DOCUMENT SECTION:
++++++++++
Vesper Bio ApS announced positive topline results from its Phase Ib/IIa SORT-IN-2 clinical study evaluating VES001, the first oral therapy being tested for frontotemporal degeneration (FTD). The study demonstrated that VES001 led to a greater than 95% mean increase in progranulin levels in cerebrospinal fluid compared to baseline at the highest dose tested in asymptomatic carriers with FTD caused by mutations in the progranulin gene (GRN).
The results represent a significant milestone for treating FTD-GRN, a genetic variant that accounts for approximately 25% of familial FTD cases. Since individuals with FTD-GRN typically have progranulin concentrations around half that of people without GRN mutations, the observed increase represents a normalization of progranulin levels to healthy ranges.
Study Design and Participants
The open-label, single-arm study included six individuals from the Netherlands and the UK who carry GRN mutations but remain asymptomatic. All participants received daily oral doses of VES001 following a stepped dosing regimen: a lower dose for 28 days, followed by a higher dose for 56 days. The study was conducted at two clinical centers: the Erasmus University Medical Centre in Rotterdam and the Leonard Wolfson Experimental Neurology Centre Clinical Research Facility at University College London.
The data showed dose-dependent increases in progranulin protein levels in both plasma and cerebrospinal fluid, confirming target engagement and validating Vesper's selective sortilin inhibition approach.
Safety Profile and Mechanism of Action
VES001 demonstrated a favorable safety and tolerability profile throughout the three-month daily dosing regimen. Only a few mild adverse events were reported, with no severe adverse events or discontinuations due to treatment-related effects observed during the study period.
The drug works as a competitive sortilin inhibitor that selectively prevents degradation of progranulin while preserving sortilin levels and functions crucial for neuronal health. This approach contrasts with antibody-mediated degradation of sortilin and represents the first validation of restoring normal progranulin levels in this patient population without affecting other essential sortilin functions.
Clinical Significance and Expert Perspectives
"Progranulin is vital for maintaining neuronal health. However, progranulin levels in asymptomatic people with GRN mutations are typically half that of people without such mutations," said Mads Kjolby, Co-Founder and Chief Medical Officer at Vesper Bio. "Based on these topline Phase Ib/IIa data, we believe VES001 has the potential to normalise progranulin levels not only in asymptomatic individuals with GRN mutations, but in symptomatic people too, without affecting other sortilin functions crucial for neuronal health."
++++++++++
CHECK YOUR UNDERSTANDING:
**1.** Substitute "escalating dosing regimen" for "stepped dosing regimen" in the VES001 article's passage from "Study Design and" up to and including "University College London.", and write out the revised passage.
**2.** Resume the VES001 article immediately after its final sentence, and carry it forward.

DATA LISTING:
++++++++++
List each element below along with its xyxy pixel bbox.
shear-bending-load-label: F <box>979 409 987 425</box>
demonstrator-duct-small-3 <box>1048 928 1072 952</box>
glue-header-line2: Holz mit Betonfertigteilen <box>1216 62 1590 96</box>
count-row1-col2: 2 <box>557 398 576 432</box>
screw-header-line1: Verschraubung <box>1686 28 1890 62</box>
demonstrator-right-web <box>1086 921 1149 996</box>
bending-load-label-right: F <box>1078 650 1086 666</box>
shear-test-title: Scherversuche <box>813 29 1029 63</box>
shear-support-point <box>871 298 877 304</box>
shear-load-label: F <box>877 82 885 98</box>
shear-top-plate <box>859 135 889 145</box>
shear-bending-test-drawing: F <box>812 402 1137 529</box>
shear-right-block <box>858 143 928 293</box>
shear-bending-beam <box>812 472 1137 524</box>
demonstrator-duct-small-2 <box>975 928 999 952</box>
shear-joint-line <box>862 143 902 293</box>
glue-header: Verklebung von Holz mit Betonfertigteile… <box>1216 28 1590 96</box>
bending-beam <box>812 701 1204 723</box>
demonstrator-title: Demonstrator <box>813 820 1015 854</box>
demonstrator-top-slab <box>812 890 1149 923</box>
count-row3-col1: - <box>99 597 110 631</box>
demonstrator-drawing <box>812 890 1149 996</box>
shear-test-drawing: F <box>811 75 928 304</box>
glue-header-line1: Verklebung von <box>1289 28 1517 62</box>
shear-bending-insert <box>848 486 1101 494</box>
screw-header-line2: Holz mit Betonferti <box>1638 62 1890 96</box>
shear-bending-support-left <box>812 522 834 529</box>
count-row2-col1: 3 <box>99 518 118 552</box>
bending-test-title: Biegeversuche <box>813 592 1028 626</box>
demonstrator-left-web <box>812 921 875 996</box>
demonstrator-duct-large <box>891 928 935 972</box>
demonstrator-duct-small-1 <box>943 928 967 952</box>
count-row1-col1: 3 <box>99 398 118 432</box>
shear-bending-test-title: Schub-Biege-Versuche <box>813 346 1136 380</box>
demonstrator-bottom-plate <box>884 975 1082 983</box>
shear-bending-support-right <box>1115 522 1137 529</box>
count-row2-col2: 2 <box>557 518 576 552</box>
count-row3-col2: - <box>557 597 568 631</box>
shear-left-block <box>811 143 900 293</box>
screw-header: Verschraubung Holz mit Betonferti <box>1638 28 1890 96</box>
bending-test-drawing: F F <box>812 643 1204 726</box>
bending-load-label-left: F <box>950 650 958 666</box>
++++++++++
YOUR RESPONSES:
**1.**
Study Design and Participants
The open-label, single-arm study included six individuals from the Netherlands and the UK who carry GRN mutations but remain asymptomatic. All participants received daily oral doses of VES001 following a escalating dosing regimen: a lower dose for 28 days, followed by a higher dose for 56 days. The study was conducted at two clinical centers: the Erasmus University Medical Centre in Rotterdam and the Leonard Wolfson Experimental Neurology Centre Clinical Research Facility at University College London.

**2.**
Professor Jonathan Rohrer, Principal Investigator at the trial's UK sites from the Dementia Research Centre at UCL Queen Square Institute of Neurology, emphasized the treatment's preventive potential: "This is the first oral therapy being tested in FTD. The increase of progranulin levels back to normal levels in these asymptomatic mutation carriers – who know they will develop symptoms in the next 10 to 20 years – speaks to the future potential of this treatment to prevent people ever developing symptoms of FTD."
Next Steps and Development Timeline
The SORT-IN-2 study, supported by the Alzheimer's Drug Discovery Foundation and the Association for Frontotemporal Degeneration through the TreatFTD programme, will provide full results in Q1 2026. Vesper Bio plans to advance VES001 into Phase IIb/III clinical trials to evaluate efficacy on clinical progression and biomarker endpoints in symptomatic FTD-GRN patients.
Jacob Falck Hansen, Chief Executive Officer at Vesper Bio, stated: "These data represent an important milestone for Vesper Bio and the FTD community. The strong clinical results validate our targeted approach. It gives us great confidence in further developing our selective sortilin inhibitor VES001 with potential to become the first approved treatment for FTD-GRN."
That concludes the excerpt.